### Objectif
Reprends le texte ci-dessous sur les lettres de M. Thiers et écris la suite à partir de sa dernière phrase.

### Texte
Assurément, avant que ces lettres fussent connues, chacun de nous sentait bien ce que nous devons tous à M. Thiers, et il y aurait eu, à ce qu’un seul Français l’ignorât, comme une ingratitude nationale. Mais, par ces lettres, nous le sentons infiniment plus et infiniment mieux encore. Que de ressources en cet esprit, et que de ressort en ce caractère ! Quelle puissance à saisir l’ensemble, et quelle souplesse à s’insinuer jusque dans le moindre détail ! Quelle énergie, quelle endurance, quelle confiance, qui devient elle-même une force, dans la force du pays vaincu ; et certes il ne faut pas dire quelle gaîté, mais quelle égalité, quelle alacrité d’humeur, sous les coups répétés de la mauvaise fortune ; quelle grâce, quel charme où l’ennemi, dont les armes sont à peine posées, est le premier à se prendre et auquel il n’est pas toujours sûr de ne point se rendre !

Les plus éminentes qualités de l’homme d’Etat dans l’épreuve la plus difficile qui puisse attendre un homme d’Etat ; la perception profonde, étendue, totale, de la nécessité ; la conception rapide, exacte, complète, des possibilités ; le sens juste et le sang-froid ; la vue qui ne se trouble pas et la main qui ne tremble pas : quand bien même M. Thiers n’aurait eu pour toute carrière que ces deux années de deuil et d’efforts, il n’en resterait pas moins comme l’un des plus rares et des plus utiles serviteurs de la France ; mais sans doute il ne les eût pas traversées avec tant de sûreté et tant de succès, s’il n’avait eu derrière lui toute sa carrière ; et, entre autres supériorités sur ceux qui travaillèrent alors avec lui et à côté de lui, il avait celle de n’être pas, en ces heures de fièvre où tout était à refaire, un politique improvisé.


Le 3 mai 1871, pendant la conférence de Bruxelles, à la veille du départ de Jules Favre et de Pouyer-Quertier pour Francfort, en pleine Commune, le général de Fabrice, un moment accrédité comme plénipotentiaire allemand auprès du gouvernement français, écrit, par ordre, à M. Thiers. Le ton de sa lettre ou de sa note est sec, tranchant, menaçant dans sa brièveté ; on dirait que la Prusse escompte la peine que nous aurons à trouver l’énorme rançon de cinq milliards, et qu’elle en triomphe une seconde fois : elle nous accuse presque de ruser :


... Les ouvertures faites jusqu’ici par les négociateurs français à Bruxelles semblent tendre moins à la conclusion de la paix définitive qu’à la modification des préliminaires à notre préjudice (c’est M. de Fabrice qui parle). Les propositions, notamment, qui ont été faites en vue de l’apurement de la dette de cinq milliards, sont à peu près analogues au projet que Votre Excellence avait déjà présenté à Versailles et que le chancelier d’Allemagne avait déclaré inadmissible, puisque, en raison du cours actuel de la rente, la valeur réelle de notre créance serait par là réduite de près de deux milliards.

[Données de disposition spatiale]
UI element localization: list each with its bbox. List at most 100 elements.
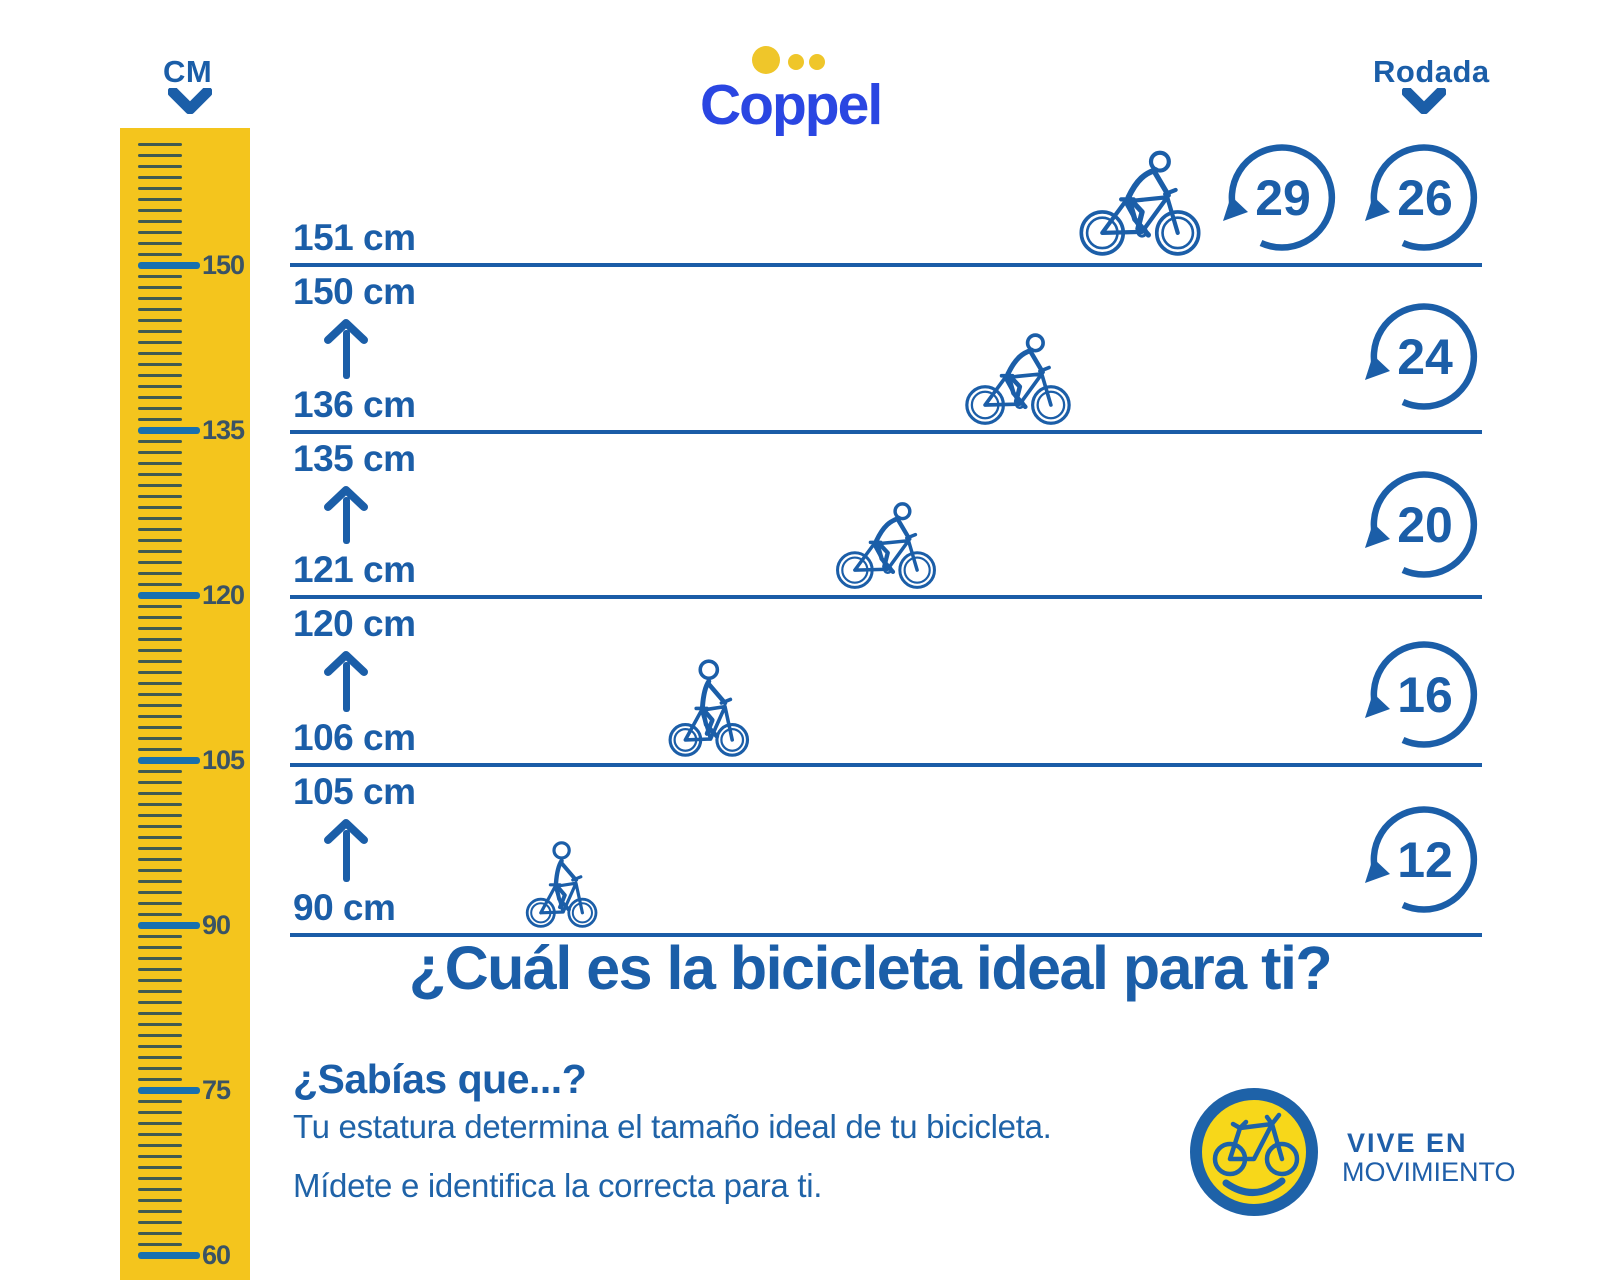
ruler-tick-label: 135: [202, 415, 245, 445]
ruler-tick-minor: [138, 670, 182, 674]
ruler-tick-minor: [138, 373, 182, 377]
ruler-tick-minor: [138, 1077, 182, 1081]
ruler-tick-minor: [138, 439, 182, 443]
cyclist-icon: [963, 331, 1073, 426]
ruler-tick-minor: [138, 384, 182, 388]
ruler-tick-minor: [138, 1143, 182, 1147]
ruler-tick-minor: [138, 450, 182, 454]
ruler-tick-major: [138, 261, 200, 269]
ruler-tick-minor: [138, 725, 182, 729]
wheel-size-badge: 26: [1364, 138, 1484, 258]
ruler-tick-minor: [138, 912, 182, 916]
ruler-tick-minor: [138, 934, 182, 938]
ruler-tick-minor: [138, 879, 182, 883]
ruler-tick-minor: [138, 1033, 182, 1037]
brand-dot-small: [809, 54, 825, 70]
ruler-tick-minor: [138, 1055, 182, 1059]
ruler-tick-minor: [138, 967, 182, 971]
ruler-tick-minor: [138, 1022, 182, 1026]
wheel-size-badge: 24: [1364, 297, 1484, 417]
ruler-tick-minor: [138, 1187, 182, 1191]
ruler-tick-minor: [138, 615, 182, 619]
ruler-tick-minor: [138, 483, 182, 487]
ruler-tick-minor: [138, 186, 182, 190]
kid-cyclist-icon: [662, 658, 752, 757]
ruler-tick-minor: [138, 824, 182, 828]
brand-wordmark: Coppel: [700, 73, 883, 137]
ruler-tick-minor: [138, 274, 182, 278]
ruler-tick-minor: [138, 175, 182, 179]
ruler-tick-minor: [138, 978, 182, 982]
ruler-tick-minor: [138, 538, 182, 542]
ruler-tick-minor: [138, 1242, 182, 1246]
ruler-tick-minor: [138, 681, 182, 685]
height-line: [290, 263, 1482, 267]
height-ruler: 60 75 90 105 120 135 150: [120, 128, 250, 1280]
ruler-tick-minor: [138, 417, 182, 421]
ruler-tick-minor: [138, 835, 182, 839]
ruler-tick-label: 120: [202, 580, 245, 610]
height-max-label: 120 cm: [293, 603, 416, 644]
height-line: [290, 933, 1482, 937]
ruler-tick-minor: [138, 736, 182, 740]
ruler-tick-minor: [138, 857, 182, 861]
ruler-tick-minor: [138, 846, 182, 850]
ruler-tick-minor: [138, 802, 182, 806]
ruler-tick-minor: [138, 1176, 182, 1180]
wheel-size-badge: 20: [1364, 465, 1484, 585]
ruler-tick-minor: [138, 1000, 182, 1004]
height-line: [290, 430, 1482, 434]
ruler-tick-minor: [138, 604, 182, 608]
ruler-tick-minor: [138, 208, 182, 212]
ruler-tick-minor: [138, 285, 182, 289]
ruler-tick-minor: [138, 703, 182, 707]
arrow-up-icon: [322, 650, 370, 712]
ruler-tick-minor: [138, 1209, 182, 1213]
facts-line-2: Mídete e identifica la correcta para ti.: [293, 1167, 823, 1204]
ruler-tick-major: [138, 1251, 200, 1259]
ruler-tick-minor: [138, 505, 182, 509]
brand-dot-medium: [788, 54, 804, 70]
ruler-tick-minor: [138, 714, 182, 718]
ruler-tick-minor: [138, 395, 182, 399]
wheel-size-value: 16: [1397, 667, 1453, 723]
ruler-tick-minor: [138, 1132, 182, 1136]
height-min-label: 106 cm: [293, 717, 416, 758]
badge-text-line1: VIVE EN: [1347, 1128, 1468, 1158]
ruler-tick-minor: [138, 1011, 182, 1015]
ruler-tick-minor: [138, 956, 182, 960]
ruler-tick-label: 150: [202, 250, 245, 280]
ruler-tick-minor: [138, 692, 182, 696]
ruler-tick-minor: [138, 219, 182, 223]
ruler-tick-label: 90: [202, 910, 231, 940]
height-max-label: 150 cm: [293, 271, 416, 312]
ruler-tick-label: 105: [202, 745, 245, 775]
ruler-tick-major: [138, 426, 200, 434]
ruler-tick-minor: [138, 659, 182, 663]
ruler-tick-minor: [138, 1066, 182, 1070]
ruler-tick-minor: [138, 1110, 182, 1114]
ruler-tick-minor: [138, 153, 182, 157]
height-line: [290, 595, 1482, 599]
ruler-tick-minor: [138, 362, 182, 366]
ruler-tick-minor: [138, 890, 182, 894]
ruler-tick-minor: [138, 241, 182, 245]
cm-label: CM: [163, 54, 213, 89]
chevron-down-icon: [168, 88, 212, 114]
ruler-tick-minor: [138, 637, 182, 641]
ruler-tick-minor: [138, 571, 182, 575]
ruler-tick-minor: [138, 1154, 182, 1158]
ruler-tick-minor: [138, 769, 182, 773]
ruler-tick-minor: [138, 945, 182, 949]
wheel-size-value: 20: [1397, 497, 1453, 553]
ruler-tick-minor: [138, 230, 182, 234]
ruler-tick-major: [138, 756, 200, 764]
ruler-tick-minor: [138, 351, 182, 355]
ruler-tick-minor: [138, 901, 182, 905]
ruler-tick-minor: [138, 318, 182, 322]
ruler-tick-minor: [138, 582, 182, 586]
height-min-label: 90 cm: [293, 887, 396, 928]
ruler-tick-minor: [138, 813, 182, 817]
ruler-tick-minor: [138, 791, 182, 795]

### Résultat ci-dessous
Froidement, mais fièrement, et donnant l’exemple de cette dignité calme, de cette sincérité réfléchie et comme calculée qu’il ne va pas cesser de recommander à ses agens de tout ordre et de tout degré, M. Thiers écarte l’allusion :


Je n’ai rien à cacher ni à mon pays, ni aux puissances avec lesquelles il est en rapport. Lorsque, avec une douleur profonde, j’ai signé le traité des préliminaires, j’avais pris résolument mon parti et j’avais reconnu qu’au point où en étaient les choses, la paix valait mieux pour la France que la continuation d’une guerre déplorablement résolue, et tout aussi déplorablement conduite. Or, lorsque ce parti, si cruel pour moi, a été pris, et pris par pur dévouement à mon pays, car j’étais, de tous les Français, le moins obligé à m’en imposer la douleur, je n’étais pas homme à vouloir, par une inconséquence inconcevable, retomber dans la guerre.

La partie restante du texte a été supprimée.